* Task description
Scan the material below for "CNCs", then return each line that contains it.
*** Opening of Recorded data ***
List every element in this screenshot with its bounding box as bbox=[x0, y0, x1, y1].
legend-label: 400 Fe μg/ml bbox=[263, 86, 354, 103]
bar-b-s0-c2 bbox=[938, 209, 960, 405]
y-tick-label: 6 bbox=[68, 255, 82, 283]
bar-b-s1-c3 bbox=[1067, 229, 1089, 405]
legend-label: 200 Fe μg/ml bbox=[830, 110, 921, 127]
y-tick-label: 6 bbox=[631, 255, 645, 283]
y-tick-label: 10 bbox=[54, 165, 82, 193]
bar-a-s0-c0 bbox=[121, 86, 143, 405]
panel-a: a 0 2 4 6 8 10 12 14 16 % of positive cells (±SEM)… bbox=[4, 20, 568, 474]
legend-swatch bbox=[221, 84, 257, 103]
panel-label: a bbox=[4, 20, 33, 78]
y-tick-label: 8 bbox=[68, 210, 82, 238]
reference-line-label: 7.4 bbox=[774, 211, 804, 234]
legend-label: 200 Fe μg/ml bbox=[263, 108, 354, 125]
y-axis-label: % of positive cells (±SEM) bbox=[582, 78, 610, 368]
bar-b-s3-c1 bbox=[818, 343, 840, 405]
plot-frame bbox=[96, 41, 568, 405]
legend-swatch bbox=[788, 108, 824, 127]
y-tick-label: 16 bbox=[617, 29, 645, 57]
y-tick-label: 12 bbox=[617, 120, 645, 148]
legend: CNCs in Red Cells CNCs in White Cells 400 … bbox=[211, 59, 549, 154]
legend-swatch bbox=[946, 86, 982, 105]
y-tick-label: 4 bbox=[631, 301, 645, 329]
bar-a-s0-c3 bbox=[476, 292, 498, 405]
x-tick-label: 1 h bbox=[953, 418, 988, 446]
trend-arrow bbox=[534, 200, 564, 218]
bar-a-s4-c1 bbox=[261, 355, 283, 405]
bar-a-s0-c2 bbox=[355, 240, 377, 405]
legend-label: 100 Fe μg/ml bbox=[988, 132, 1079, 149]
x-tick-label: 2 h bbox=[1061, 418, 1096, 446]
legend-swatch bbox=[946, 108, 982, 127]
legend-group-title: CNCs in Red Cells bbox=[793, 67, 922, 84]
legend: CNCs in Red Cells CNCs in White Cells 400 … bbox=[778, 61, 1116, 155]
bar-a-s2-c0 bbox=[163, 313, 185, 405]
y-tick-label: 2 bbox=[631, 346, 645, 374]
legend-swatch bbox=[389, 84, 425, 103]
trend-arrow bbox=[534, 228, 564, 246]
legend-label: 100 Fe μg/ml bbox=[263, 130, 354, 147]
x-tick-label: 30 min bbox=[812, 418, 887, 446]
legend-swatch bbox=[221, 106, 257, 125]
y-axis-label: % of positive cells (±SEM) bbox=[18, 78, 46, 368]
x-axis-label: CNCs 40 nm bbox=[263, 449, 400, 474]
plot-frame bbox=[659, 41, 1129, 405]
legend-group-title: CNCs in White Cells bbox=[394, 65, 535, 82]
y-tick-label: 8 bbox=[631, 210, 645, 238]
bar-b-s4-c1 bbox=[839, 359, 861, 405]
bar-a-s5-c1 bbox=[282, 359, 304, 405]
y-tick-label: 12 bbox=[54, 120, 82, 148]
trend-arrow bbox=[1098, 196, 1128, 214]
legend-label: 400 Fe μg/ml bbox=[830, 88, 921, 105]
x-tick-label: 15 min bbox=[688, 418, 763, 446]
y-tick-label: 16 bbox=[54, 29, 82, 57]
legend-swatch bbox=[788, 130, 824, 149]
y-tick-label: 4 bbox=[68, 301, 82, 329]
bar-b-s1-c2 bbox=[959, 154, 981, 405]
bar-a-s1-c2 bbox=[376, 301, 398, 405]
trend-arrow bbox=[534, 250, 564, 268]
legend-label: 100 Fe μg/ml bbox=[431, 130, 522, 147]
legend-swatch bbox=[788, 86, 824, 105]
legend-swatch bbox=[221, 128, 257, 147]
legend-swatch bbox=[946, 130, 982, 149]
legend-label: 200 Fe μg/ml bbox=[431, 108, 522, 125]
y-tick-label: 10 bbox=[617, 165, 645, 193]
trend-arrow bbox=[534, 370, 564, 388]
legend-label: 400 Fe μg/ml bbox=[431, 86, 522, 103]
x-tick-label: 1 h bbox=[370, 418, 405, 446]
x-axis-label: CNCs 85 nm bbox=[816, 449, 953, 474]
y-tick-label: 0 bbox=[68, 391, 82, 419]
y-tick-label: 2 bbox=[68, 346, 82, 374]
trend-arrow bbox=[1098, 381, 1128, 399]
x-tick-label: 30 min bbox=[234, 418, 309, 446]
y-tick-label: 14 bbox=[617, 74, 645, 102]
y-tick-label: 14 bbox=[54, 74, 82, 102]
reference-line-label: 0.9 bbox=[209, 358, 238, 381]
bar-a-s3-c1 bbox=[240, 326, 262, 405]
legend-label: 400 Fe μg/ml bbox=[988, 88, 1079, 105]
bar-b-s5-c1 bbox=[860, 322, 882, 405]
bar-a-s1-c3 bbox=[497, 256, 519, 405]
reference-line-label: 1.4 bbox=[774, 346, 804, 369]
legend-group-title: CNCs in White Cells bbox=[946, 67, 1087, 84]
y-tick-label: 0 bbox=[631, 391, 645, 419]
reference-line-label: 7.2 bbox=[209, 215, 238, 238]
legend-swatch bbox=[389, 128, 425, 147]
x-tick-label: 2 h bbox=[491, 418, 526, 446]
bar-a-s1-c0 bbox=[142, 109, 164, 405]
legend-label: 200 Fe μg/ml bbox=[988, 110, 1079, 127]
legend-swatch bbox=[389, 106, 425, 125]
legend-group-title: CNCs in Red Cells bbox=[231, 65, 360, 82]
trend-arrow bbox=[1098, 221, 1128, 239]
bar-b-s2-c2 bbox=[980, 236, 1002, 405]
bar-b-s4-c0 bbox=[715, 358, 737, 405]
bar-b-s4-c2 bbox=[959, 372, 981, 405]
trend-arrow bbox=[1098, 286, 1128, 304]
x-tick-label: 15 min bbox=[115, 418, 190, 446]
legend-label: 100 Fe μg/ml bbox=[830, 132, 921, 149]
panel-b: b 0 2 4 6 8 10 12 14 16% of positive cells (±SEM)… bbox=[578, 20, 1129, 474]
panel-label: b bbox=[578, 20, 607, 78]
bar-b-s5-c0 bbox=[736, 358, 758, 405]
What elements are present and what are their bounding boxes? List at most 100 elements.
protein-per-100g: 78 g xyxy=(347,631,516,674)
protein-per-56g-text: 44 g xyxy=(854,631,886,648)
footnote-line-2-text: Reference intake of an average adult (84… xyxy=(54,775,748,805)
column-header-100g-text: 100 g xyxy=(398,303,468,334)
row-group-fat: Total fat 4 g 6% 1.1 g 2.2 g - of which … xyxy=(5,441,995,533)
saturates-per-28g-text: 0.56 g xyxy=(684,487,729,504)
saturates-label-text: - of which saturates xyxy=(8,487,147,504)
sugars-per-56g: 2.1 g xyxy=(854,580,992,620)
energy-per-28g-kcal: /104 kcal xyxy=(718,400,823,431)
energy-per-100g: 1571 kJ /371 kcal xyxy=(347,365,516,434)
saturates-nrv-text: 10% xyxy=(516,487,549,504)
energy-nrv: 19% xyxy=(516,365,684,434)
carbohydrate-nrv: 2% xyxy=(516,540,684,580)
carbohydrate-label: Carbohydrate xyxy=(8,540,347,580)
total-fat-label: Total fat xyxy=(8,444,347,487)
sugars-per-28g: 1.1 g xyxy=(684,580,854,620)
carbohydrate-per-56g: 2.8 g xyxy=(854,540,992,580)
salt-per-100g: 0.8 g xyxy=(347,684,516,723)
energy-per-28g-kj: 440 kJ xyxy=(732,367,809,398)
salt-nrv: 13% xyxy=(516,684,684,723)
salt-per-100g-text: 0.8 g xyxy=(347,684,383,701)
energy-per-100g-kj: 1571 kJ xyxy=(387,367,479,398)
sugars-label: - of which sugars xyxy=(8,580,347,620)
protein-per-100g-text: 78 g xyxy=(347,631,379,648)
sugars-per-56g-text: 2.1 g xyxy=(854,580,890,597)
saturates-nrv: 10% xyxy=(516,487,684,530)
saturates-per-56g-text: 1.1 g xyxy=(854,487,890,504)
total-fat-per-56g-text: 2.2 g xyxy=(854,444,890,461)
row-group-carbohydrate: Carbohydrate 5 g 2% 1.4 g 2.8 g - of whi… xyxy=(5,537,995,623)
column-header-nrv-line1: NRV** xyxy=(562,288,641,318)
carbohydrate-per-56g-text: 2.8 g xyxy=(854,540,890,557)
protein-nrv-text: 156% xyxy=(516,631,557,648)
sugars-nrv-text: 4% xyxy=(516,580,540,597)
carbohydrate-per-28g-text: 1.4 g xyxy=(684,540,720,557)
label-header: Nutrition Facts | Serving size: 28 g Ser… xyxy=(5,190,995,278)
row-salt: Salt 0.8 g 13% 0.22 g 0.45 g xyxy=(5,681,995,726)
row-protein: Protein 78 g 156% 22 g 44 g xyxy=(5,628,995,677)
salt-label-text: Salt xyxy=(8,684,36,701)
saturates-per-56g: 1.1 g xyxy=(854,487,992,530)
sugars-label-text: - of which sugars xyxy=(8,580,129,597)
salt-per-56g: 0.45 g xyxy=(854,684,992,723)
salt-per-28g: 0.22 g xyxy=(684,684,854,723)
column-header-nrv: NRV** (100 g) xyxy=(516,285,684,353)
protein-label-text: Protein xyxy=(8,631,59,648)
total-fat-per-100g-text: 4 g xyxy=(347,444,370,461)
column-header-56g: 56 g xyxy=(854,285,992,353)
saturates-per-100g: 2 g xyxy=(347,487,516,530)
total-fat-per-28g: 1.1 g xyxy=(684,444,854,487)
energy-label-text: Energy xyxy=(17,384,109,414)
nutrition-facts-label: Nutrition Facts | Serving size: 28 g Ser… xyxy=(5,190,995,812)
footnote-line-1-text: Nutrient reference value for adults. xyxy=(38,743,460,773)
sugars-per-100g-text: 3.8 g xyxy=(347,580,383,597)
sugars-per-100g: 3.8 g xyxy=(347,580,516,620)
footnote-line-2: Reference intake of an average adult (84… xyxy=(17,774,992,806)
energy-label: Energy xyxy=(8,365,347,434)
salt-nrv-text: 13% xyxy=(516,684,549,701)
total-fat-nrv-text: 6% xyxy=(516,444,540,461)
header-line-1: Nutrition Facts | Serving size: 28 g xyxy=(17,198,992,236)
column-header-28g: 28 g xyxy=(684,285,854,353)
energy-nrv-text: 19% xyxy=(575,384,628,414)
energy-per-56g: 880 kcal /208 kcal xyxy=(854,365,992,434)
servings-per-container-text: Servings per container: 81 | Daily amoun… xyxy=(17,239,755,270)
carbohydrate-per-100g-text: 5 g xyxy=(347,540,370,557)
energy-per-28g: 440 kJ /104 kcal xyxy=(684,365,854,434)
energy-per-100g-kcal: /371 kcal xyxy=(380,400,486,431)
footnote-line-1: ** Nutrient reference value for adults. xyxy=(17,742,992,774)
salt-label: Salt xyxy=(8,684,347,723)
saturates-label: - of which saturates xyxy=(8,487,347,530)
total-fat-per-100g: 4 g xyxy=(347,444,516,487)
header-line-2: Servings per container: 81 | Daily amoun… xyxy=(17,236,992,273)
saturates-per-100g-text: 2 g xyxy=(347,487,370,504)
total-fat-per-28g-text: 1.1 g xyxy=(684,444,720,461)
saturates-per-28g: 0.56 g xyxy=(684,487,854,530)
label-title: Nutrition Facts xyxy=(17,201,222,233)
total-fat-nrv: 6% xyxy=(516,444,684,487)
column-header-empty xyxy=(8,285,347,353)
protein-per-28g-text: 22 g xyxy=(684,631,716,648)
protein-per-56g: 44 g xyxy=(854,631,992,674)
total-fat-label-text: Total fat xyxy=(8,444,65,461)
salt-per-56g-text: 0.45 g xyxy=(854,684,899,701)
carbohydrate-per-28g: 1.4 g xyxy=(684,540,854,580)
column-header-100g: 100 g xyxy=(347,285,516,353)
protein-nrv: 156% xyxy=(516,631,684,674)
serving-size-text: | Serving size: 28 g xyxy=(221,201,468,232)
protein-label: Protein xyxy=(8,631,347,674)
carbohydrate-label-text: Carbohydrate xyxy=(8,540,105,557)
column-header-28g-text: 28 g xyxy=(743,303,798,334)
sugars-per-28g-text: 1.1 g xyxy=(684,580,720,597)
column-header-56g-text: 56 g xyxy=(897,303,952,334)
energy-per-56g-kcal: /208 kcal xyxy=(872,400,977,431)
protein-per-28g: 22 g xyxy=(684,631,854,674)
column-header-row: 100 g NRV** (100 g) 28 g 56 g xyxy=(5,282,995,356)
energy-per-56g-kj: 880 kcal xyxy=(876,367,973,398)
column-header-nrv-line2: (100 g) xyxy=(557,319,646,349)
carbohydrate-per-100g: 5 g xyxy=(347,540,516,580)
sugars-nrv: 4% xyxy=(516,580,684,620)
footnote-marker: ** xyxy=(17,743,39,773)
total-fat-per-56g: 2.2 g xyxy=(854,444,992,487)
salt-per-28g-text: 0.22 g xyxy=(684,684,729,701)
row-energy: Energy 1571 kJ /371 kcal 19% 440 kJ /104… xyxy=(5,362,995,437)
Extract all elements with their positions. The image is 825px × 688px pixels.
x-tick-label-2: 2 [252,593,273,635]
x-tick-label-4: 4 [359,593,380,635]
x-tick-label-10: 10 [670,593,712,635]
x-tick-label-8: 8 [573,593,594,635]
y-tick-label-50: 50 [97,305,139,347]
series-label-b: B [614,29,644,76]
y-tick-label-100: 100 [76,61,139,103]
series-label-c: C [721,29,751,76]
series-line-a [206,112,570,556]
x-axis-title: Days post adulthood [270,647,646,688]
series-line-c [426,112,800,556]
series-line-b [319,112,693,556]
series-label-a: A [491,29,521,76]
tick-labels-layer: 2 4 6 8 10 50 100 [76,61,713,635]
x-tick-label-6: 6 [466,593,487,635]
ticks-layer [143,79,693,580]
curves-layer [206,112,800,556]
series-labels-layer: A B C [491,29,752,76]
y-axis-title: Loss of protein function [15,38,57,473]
*** Close of Recorded data ***
* Solution for this problem
legend: CNCs in Red Cells CNCs in White Cells 400 … bbox=[211, 59, 549, 154]
legend-group-title: CNCs in Red Cells bbox=[793, 67, 922, 84]
legend: CNCs in Red Cells CNCs in White Cells 400 … bbox=[778, 61, 1116, 155]
x-axis-label: CNCs 40 nm bbox=[263, 449, 400, 474]
legend-group-title: CNCs in White Cells bbox=[394, 65, 535, 82]
x-axis-label: CNCs 85 nm bbox=[816, 449, 953, 474]
legend-group-title: CNCs in White Cells bbox=[946, 67, 1087, 84]
legend-group-title: CNCs in Red Cells bbox=[231, 65, 360, 82]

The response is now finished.